▶ Task brief
Show all lines holding the string "addAfter".

▶ Given entries
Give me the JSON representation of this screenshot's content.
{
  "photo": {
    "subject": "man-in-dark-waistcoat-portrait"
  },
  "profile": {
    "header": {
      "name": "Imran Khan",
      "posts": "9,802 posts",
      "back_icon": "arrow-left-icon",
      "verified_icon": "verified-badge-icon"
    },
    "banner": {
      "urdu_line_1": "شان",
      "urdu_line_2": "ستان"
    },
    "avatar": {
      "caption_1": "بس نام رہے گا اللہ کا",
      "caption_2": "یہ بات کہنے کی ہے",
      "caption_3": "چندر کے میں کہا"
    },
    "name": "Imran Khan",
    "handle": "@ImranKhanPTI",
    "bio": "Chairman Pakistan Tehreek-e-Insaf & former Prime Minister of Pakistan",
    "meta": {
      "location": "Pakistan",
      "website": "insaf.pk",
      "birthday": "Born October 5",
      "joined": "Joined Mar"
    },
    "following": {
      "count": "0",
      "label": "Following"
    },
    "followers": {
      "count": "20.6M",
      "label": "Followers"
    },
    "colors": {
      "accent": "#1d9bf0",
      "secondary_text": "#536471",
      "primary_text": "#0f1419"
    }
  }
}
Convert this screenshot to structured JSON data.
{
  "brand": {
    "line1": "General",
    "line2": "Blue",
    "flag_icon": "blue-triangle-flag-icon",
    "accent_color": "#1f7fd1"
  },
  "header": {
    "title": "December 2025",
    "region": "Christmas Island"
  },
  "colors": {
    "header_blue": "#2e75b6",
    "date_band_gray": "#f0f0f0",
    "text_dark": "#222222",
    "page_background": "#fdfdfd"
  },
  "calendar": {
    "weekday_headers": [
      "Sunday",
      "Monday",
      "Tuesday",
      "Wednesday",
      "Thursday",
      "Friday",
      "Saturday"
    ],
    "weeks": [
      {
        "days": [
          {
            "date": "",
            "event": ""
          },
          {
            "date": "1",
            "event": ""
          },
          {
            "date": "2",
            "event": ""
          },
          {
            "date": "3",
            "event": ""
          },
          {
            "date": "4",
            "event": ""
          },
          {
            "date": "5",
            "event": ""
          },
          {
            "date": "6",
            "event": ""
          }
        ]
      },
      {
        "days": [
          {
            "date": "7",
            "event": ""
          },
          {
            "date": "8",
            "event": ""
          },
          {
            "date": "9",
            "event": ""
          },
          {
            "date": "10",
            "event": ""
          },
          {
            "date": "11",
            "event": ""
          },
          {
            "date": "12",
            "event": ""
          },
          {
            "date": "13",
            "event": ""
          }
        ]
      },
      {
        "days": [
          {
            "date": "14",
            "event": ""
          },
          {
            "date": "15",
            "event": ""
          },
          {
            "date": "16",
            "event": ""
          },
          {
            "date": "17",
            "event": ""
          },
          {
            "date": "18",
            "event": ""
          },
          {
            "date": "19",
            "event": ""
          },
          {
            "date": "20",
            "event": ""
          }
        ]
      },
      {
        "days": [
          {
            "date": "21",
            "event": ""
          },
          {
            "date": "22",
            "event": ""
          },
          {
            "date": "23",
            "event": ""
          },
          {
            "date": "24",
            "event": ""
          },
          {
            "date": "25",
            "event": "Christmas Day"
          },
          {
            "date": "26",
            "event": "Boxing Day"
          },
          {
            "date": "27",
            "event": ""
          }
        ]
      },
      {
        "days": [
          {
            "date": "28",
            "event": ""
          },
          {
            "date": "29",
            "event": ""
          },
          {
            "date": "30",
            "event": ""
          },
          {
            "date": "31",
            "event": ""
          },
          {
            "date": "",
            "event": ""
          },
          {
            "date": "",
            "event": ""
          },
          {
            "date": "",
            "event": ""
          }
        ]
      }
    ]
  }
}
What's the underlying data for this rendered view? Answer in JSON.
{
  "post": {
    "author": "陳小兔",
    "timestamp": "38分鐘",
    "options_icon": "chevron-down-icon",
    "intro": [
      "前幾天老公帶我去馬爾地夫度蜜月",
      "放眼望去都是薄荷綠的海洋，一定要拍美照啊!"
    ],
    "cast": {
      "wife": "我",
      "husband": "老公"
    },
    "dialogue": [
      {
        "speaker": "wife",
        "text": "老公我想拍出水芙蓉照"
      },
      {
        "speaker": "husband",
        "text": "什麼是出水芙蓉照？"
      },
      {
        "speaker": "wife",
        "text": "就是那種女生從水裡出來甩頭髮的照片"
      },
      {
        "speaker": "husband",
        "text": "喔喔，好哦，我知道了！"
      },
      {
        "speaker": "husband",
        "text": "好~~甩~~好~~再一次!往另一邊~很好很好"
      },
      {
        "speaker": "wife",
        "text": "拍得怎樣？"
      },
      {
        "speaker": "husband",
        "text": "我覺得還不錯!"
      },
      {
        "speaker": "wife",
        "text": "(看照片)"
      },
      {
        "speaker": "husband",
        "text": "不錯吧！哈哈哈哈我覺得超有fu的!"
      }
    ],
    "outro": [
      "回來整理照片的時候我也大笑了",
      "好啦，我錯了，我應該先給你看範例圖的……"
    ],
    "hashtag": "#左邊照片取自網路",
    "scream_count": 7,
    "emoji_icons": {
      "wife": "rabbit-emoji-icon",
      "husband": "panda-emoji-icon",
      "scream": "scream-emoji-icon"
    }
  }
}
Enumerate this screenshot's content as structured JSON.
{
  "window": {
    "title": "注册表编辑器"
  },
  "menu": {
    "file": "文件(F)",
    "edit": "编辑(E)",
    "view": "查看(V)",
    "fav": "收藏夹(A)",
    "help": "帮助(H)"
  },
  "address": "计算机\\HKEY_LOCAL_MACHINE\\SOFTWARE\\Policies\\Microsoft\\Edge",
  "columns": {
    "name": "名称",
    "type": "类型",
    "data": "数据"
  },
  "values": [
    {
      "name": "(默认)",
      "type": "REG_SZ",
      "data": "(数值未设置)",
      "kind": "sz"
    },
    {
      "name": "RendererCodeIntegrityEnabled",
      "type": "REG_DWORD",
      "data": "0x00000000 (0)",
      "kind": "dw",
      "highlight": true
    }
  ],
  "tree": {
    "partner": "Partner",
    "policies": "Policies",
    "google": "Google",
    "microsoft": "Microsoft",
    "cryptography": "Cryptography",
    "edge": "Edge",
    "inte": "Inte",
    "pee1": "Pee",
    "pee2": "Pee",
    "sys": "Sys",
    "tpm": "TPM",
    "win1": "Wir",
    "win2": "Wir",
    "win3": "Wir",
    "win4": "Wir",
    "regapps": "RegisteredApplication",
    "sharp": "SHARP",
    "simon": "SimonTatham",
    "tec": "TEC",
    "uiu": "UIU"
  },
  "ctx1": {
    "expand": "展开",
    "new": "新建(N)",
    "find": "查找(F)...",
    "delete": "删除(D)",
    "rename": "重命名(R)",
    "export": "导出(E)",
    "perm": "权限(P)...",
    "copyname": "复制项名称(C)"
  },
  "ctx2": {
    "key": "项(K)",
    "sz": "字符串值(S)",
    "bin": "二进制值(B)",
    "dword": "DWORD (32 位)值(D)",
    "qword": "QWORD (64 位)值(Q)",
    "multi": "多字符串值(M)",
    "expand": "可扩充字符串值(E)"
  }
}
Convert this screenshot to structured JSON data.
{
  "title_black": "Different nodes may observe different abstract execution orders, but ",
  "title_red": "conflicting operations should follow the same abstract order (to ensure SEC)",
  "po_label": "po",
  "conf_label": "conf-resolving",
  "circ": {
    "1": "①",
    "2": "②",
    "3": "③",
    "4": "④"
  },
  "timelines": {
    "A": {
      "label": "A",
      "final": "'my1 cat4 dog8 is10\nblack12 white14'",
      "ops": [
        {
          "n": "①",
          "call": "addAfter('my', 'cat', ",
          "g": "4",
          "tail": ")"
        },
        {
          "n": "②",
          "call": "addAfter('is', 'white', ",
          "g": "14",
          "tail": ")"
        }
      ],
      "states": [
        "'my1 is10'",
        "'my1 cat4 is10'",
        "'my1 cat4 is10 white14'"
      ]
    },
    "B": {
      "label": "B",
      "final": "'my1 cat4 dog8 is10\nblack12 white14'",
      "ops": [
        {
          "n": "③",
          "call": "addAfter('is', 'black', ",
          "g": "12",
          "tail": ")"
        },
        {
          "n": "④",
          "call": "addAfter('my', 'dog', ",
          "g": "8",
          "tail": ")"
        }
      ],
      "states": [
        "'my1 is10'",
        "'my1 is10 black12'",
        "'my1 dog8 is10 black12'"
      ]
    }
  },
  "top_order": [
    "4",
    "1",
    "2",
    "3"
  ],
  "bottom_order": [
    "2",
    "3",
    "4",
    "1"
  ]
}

▶ Task output
          "call": "addAfter('my', 'cat', ",
          "call": "addAfter('is', 'white', ",
          "call": "addAfter('is', 'black', ",
          "call": "addAfter('my', 'dog', ",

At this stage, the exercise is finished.